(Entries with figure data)
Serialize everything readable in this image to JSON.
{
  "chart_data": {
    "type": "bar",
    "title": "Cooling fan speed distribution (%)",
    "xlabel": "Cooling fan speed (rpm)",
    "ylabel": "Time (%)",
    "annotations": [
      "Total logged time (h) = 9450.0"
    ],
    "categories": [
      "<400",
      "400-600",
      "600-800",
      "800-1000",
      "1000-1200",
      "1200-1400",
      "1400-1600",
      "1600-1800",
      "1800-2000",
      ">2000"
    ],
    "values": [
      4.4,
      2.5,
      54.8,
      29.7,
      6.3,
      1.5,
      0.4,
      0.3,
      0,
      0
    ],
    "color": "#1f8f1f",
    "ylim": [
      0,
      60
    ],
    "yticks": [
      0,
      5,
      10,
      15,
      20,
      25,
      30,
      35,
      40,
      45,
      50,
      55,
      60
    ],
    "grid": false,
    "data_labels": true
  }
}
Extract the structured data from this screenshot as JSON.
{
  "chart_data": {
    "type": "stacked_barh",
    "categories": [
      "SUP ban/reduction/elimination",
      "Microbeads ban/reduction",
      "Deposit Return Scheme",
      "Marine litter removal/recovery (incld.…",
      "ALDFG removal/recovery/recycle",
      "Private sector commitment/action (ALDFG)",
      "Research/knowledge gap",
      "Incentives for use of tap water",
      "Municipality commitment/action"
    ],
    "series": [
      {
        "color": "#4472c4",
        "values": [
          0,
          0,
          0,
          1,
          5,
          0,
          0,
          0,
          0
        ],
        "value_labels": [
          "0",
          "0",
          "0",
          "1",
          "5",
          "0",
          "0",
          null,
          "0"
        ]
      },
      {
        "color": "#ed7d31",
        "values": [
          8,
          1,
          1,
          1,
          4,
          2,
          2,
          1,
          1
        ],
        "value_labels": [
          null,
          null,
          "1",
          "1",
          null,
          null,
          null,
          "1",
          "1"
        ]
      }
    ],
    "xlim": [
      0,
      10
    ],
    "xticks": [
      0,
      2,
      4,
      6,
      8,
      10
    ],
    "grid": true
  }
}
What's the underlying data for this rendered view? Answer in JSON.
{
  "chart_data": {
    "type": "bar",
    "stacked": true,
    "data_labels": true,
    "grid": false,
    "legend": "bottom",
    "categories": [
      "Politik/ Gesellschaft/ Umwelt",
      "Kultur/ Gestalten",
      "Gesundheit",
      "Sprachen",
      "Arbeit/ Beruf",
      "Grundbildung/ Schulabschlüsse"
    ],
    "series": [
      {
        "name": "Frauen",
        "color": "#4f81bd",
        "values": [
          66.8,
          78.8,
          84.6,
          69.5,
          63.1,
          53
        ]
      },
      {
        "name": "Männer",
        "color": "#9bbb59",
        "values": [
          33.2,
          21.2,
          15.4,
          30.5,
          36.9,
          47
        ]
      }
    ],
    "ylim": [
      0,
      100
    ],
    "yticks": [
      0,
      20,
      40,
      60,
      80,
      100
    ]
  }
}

### TASK PROMPT
Return all the data above once more, precisely as given.

### COMPLETE ANSWER
Serialize everything readable in this image to JSON.
{
  "chart_data": {
    "type": "bar",
    "title": "Cooling fan speed distribution (%)",
    "xlabel": "Cooling fan speed (rpm)",
    "ylabel": "Time (%)",
    "annotations": [
      "Total logged time (h) = 9450.0"
    ],
    "categories": [
      "<400",
      "400-600",
      "600-800",
      "800-1000",
      "1000-1200",
      "1200-1400",
      "1400-1600",
      "1600-1800",
      "1800-2000",
      ">2000"
    ],
    "values": [
      4.4,
      2.5,
      54.8,
      29.7,
      6.3,
      1.5,
      0.4,
      0.3,
      0,
      0
    ],
    "color": "#1f8f1f",
    "ylim": [
      0,
      60
    ],
    "yticks": [
      0,
      5,
      10,
      15,
      20,
      25,
      30,
      35,
      40,
      45,
      50,
      55,
      60
    ],
    "grid": false,
    "data_labels": true
  }
}
Extract the structured data from this screenshot as JSON.
{
  "chart_data": {
    "type": "stacked_barh",
    "categories": [
      "SUP ban/reduction/elimination",
      "Microbeads ban/reduction",
      "Deposit Return Scheme",
      "Marine litter removal/recovery (incld.…",
      "ALDFG removal/recovery/recycle",
      "Private sector commitment/action (ALDFG)",
      "Research/knowledge gap",
      "Incentives for use of tap water",
      "Municipality commitment/action"
    ],
    "series": [
      {
        "color": "#4472c4",
        "values": [
          0,
          0,
          0,
          1,
          5,
          0,
          0,
          0,
          0
        ],
        "value_labels": [
          "0",
          "0",
          "0",
          "1",
          "5",
          "0",
          "0",
          null,
          "0"
        ]
      },
      {
        "color": "#ed7d31",
        "values": [
          8,
          1,
          1,
          1,
          4,
          2,
          2,
          1,
          1
        ],
        "value_labels": [
          null,
          null,
          "1",
          "1",
          null,
          null,
          null,
          "1",
          "1"
        ]
      }
    ],
    "xlim": [
      0,
      10
    ],
    "xticks": [
      0,
      2,
      4,
      6,
      8,
      10
    ],
    "grid": true
  }
}
What's the underlying data for this rendered view? Answer in JSON.
{
  "chart_data": {
    "type": "bar",
    "stacked": true,
    "data_labels": true,
    "grid": false,
    "legend": "bottom",
    "categories": [
      "Politik/ Gesellschaft/ Umwelt",
      "Kultur/ Gestalten",
      "Gesundheit",
      "Sprachen",
      "Arbeit/ Beruf",
      "Grundbildung/ Schulabschlüsse"
    ],
    "series": [
      {
        "name": "Frauen",
        "color": "#4f81bd",
        "values": [
          66.8,
          78.8,
          84.6,
          69.5,
          63.1,
          53
        ]
      },
      {
        "name": "Männer",
        "color": "#9bbb59",
        "values": [
          33.2,
          21.2,
          15.4,
          30.5,
          36.9,
          47
        ]
      }
    ],
    "ylim": [
      0,
      100
    ],
    "yticks": [
      0,
      20,
      40,
      60,
      80,
      100
    ]
  }
}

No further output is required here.